___ Texto para análise ___

Vamos, então, no popular: quem pode se considerar, definitivamente, um “sujeito normal”? E quem atirará a primeira pedra no suposto ‘anormal’, acusando-o de descompor a configuração da maioria?

 A verdade é que as grandes massas seguem, instintivamente, a senda determinada pelo seu espírito de rebanho. É o que de mais antigo e puro há na natureza humana para que esta atingisse o desiderato de sua preservação como espécie. O vagar em bandos - daqui para lá e de lá para cá, com o objetivo maior de tão somente sobreviver ante um mundo hostil e detendo poucas ferramentas para conseguir esse intento -, é o cenário desolado onde essa verdade pode ser inteligível. Para esse primata, preterir o mais fraco, o ferido, o ‘diferente’, que poderia comprometer a integridade do grupo, nos permite dirigir-lhe uma avaliação tolerável de razoabilidade naquele espaço-tempo onde estava inserido. Mas, sabemos hoje, o Homem é muito maior do que isto e os saltos qualitativos que deu em sua evolução bem o comprovam. Inobstante o espírito de rebanho permanecer sempre latente em seu íntimo e manifestar-se com maior ou menor intensidade até nos tempos contemporâneos.

___

== Seu objetivo ==
Reproduza literalmente o trecho do texto sobre o espírito de rebanho que vai de "Vamos, então, no" até "configuração da maioria?", inclusive.

___ Dados para análise ___

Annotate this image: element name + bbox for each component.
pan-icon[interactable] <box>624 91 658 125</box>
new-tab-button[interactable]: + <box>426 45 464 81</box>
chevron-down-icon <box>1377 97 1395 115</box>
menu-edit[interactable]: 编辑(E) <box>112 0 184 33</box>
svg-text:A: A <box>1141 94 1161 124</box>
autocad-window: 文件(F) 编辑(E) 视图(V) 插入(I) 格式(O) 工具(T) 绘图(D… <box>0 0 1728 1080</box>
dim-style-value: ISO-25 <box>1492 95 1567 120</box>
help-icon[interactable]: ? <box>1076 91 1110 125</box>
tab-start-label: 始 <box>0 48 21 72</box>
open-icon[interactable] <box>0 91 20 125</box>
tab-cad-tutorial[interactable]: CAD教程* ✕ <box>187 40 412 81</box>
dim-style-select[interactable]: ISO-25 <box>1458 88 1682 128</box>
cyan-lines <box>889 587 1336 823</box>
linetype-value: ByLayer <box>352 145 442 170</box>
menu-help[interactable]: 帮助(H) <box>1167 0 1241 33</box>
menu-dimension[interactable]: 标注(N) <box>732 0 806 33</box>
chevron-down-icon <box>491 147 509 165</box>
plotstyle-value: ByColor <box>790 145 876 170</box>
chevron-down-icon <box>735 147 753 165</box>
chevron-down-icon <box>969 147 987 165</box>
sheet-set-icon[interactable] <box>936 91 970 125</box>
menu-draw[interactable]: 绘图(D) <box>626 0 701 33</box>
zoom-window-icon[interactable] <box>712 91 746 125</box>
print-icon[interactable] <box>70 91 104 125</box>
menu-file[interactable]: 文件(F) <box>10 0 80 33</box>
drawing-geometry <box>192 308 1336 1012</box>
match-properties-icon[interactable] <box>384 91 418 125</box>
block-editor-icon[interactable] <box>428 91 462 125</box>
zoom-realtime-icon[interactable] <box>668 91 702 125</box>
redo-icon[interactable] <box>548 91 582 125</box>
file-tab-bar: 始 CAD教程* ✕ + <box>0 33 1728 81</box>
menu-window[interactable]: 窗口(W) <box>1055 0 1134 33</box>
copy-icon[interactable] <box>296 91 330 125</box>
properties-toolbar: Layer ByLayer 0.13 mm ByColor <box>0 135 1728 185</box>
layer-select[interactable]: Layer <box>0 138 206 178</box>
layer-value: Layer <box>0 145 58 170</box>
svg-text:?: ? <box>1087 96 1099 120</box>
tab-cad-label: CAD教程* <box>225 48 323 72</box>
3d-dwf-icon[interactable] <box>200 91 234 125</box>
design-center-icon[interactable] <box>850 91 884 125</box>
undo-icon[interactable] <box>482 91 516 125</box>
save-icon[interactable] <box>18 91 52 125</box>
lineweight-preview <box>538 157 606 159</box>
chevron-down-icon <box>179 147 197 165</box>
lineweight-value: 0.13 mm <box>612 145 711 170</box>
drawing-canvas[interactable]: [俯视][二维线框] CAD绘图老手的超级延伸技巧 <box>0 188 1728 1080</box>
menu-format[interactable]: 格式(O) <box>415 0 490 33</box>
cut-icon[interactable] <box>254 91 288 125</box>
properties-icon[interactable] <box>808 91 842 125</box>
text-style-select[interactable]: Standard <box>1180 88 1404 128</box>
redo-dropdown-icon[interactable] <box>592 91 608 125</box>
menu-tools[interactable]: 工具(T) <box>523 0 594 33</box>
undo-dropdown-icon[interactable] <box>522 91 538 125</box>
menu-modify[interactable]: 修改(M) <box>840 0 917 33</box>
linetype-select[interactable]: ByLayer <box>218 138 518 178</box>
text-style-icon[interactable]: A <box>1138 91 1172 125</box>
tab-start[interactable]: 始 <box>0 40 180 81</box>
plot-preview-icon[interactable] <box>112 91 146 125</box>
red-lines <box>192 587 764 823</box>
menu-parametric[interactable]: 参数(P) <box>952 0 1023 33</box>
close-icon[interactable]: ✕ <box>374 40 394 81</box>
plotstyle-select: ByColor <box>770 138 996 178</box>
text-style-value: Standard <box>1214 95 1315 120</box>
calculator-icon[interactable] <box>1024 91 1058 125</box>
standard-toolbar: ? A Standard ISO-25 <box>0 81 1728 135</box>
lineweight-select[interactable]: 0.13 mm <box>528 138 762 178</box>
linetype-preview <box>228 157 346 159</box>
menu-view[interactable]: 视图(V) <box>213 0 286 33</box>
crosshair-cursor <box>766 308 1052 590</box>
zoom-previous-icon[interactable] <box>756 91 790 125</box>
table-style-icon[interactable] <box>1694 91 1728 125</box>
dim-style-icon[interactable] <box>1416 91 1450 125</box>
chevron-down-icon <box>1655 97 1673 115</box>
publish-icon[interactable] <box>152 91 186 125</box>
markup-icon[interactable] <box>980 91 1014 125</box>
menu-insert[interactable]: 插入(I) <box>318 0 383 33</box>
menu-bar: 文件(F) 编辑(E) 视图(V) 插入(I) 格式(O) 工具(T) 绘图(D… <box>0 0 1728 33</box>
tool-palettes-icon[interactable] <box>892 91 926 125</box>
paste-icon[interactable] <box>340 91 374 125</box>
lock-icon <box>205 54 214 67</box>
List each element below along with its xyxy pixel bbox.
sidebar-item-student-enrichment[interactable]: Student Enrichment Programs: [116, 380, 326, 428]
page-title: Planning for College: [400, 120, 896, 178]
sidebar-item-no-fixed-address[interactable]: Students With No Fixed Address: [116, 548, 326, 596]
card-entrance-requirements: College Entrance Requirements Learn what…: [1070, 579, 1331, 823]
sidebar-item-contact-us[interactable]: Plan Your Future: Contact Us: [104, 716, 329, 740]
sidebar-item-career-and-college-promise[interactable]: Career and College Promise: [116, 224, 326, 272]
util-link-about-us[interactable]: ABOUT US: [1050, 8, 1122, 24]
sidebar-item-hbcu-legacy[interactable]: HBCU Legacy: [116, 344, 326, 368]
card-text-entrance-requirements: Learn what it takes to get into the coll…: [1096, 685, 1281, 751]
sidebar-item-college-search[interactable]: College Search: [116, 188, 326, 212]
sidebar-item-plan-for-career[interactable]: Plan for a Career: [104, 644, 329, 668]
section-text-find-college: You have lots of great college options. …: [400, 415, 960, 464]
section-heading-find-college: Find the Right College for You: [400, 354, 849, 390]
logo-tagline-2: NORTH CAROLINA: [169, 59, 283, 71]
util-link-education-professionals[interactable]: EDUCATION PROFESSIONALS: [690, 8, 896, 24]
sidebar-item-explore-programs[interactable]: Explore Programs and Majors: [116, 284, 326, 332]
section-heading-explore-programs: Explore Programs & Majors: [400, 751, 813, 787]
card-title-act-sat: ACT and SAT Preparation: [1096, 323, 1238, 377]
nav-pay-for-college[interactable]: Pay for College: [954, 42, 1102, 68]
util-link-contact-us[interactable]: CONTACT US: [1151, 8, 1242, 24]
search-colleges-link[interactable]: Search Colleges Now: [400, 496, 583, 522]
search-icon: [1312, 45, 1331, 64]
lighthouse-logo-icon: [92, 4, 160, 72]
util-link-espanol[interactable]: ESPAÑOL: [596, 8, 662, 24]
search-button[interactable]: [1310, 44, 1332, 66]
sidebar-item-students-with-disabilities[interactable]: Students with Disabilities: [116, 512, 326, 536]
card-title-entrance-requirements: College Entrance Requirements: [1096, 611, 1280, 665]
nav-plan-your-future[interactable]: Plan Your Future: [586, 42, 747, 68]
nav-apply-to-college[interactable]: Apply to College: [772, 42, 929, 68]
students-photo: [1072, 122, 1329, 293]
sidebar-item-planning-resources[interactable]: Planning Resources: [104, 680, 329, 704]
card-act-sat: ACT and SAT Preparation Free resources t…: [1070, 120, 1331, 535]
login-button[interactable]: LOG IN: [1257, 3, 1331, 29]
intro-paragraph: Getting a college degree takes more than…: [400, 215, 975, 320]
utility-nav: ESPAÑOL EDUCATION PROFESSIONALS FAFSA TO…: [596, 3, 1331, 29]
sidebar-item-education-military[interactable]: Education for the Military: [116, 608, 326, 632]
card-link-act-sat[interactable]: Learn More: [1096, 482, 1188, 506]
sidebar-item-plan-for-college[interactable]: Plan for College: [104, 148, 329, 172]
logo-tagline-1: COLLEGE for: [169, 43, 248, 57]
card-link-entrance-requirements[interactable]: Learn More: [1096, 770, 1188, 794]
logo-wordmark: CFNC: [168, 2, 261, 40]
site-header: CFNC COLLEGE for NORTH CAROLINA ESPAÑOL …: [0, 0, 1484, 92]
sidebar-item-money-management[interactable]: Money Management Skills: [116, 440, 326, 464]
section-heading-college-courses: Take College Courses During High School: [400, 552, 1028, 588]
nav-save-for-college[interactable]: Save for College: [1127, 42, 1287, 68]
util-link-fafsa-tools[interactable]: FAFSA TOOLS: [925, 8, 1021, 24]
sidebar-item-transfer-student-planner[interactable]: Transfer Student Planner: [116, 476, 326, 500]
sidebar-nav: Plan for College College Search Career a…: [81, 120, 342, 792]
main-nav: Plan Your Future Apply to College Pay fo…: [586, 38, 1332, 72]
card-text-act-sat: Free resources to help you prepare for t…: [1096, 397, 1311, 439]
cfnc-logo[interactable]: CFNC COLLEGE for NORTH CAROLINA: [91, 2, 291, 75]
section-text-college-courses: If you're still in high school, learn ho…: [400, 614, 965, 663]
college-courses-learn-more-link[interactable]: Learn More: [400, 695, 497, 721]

___

== Resposta do exercício ==
Vamos, então, no popular: quem pode se considerar, definitivamente, um “sujeito normal”? E quem atirará a primeira pedra no suposto ‘anormal’, acusando-o de descompor a configuração da maioria?